§ Work to do: Restate the material word for word and leave out anything that is a picture.

§ Exercise inputs:
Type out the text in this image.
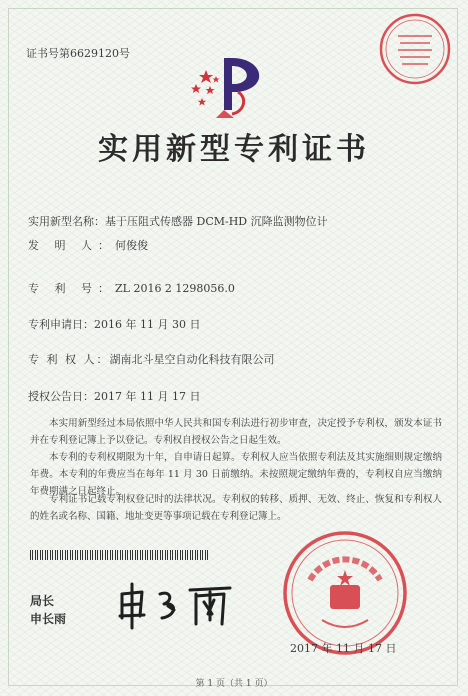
证书号第6629120号
实用新型专利证书
实用新型名称：基于压阻式传感器 DCM-HD 沉降监测物位计
发 明 人：何俊俊
专 利 号：ZL 2016 2 1298056.0
专利申请日：2016 年 11 月 30 日
专 利 权 人：湖南北斗星空自动化科技有限公司
授权公告日：2017 年 11 月 17 日
本实用新型经过本局依照中华人民共和国专利法进行初步审查，决定授予专利权，颁发本证书并在专利登记簿上予以登记。专利权自授权公告之日起生效。
本专利的专利权期限为十年，自申请日起算。专利权人应当依照专利法及其实施细则规定缴纳年费。本专利的年费应当在每年 11 月 30 日前缴纳。未按照规定缴纳年费的，专利权自应当缴纳年费期满之日起终止。
专利证书记载专利权登记时的法律状况。专利权的转移、质押、无效、终止、恢复和专利权人的姓名或名称、国籍、地址变更等事项记载在专利登记簿上。
局长
申长雨
2017 年 11 月 17 日
第 1 页（共 1 页）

§ Solved problem:
Type out the text in this image.
证书号第6629120号
实用新型专利证书
实用新型名称：基于压阻式传感器 DCM-HD 沉降监测物位计
发 明 人：何俊俊
专 利 号：ZL 2016 2 1298056.0
专利申请日：2016 年 11 月 30 日
专 利 权 人：湖南北斗星空自动化科技有限公司
授权公告日：2017 年 11 月 17 日
本实用新型经过本局依照中华人民共和国专利法进行初步审查，决定授予专利权，颁发本证书并在专利登记簿上予以登记。专利权自授权公告之日起生效。
本专利的专利权期限为十年，自申请日起算。专利权人应当依照专利法及其实施细则规定缴纳年费。本专利的年费应当在每年 11 月 30 日前缴纳。未按照规定缴纳年费的，专利权自应当缴纳年费期满之日起终止。
专利证书记载专利权登记时的法律状况。专利权的转移、质押、无效、终止、恢复和专利权人的姓名或名称、国籍、地址变更等事项记载在专利登记簿上。
局长
申长雨
2017 年 11 月 17 日
第 1 页（共 1 页）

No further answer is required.